Task statement: Below are records; count the lines in them that hold "those" and give only the count.

* * * * * * *

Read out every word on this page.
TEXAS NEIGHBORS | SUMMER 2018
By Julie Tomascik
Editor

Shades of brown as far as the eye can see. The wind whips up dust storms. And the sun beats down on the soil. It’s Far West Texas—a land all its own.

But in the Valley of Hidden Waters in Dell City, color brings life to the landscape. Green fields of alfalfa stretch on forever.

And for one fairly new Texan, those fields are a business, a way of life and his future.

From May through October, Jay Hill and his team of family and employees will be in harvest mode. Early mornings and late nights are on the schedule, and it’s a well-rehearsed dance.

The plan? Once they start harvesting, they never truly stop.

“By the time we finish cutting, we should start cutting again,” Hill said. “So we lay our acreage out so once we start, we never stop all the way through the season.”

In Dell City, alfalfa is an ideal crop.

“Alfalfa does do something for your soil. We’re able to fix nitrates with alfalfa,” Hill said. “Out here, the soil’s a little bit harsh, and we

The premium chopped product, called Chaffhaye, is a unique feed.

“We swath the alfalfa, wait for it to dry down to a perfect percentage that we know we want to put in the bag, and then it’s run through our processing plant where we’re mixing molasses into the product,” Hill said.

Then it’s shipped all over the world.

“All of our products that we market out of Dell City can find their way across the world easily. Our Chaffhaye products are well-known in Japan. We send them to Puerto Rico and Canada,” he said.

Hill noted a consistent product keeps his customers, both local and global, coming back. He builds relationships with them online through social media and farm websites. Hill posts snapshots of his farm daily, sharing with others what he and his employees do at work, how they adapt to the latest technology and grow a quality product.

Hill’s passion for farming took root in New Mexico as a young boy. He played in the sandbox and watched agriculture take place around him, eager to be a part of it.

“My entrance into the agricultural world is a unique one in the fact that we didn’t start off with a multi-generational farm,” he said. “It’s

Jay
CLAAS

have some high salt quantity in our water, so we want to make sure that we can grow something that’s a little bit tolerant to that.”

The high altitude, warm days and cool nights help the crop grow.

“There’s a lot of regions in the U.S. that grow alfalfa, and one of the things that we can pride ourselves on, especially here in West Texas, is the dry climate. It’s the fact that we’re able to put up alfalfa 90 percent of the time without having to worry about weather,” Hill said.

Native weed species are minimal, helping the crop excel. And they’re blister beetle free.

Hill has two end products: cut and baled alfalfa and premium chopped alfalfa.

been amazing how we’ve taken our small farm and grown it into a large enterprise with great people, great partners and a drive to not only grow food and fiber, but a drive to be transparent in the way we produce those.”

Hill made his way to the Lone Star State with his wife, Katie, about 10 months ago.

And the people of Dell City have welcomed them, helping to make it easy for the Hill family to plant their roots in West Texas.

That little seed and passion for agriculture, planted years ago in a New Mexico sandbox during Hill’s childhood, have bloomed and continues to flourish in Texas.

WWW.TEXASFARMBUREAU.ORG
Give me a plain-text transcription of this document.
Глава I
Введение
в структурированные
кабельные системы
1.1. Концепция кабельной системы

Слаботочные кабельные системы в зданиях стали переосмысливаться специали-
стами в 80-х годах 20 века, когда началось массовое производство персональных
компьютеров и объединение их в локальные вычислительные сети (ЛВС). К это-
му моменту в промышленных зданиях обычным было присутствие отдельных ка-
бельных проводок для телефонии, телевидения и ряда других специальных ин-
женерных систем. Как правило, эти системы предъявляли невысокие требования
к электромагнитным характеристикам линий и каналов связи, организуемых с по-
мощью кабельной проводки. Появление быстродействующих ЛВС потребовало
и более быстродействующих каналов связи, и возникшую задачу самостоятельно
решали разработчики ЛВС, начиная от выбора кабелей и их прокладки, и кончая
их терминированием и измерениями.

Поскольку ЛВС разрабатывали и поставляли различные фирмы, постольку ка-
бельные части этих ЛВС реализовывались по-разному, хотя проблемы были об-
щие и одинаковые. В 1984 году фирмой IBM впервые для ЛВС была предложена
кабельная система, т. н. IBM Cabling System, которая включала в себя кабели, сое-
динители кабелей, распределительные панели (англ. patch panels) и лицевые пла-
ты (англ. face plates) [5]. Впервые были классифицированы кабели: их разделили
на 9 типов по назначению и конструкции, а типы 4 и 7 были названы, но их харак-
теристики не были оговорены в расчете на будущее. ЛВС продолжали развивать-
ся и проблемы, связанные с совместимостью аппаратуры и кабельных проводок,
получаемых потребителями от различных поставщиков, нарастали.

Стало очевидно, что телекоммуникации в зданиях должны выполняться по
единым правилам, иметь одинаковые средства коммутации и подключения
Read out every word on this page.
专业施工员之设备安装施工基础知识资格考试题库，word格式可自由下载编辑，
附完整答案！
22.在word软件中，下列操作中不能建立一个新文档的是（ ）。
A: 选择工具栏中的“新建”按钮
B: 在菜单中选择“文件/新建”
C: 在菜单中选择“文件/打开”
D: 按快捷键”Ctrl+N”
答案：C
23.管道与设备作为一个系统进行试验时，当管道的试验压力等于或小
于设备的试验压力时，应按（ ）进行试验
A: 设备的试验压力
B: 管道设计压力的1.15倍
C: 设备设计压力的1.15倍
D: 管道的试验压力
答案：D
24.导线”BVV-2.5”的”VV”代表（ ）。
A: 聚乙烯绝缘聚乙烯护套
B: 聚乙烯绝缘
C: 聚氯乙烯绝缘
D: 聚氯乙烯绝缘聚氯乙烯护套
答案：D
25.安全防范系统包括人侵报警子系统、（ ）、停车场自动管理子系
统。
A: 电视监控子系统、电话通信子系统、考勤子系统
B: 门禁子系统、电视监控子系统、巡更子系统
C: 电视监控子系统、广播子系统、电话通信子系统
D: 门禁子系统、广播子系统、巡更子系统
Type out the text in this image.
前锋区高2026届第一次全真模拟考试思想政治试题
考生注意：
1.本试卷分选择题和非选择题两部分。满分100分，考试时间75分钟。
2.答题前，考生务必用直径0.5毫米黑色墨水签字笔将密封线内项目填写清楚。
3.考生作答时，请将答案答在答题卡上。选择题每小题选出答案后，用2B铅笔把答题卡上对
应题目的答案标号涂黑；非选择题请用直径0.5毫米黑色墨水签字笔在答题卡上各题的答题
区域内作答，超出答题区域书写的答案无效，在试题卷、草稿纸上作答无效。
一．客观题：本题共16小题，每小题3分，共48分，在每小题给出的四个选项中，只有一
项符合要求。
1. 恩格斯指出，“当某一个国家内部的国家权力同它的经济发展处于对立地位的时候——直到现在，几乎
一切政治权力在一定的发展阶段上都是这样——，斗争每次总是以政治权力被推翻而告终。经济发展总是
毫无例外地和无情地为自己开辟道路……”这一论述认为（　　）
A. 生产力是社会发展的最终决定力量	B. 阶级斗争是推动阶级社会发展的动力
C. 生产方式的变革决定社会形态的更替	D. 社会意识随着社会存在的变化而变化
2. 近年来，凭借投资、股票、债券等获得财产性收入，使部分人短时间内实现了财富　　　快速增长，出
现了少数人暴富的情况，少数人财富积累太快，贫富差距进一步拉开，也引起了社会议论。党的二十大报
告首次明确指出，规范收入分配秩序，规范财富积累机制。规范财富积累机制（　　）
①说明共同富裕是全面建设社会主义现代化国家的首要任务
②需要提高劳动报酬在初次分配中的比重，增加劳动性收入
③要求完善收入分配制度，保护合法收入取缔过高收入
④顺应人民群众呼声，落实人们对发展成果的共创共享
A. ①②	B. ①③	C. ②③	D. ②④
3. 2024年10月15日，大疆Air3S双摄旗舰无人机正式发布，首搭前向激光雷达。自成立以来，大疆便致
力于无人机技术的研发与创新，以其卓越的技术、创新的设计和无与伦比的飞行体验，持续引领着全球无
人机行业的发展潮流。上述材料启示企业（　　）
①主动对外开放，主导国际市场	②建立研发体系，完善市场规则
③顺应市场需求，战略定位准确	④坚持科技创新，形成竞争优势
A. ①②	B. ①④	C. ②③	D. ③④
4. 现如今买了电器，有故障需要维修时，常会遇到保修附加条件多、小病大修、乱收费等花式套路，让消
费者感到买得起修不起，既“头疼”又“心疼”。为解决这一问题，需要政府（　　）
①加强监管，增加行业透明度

* * * * * * *

Solution below: 2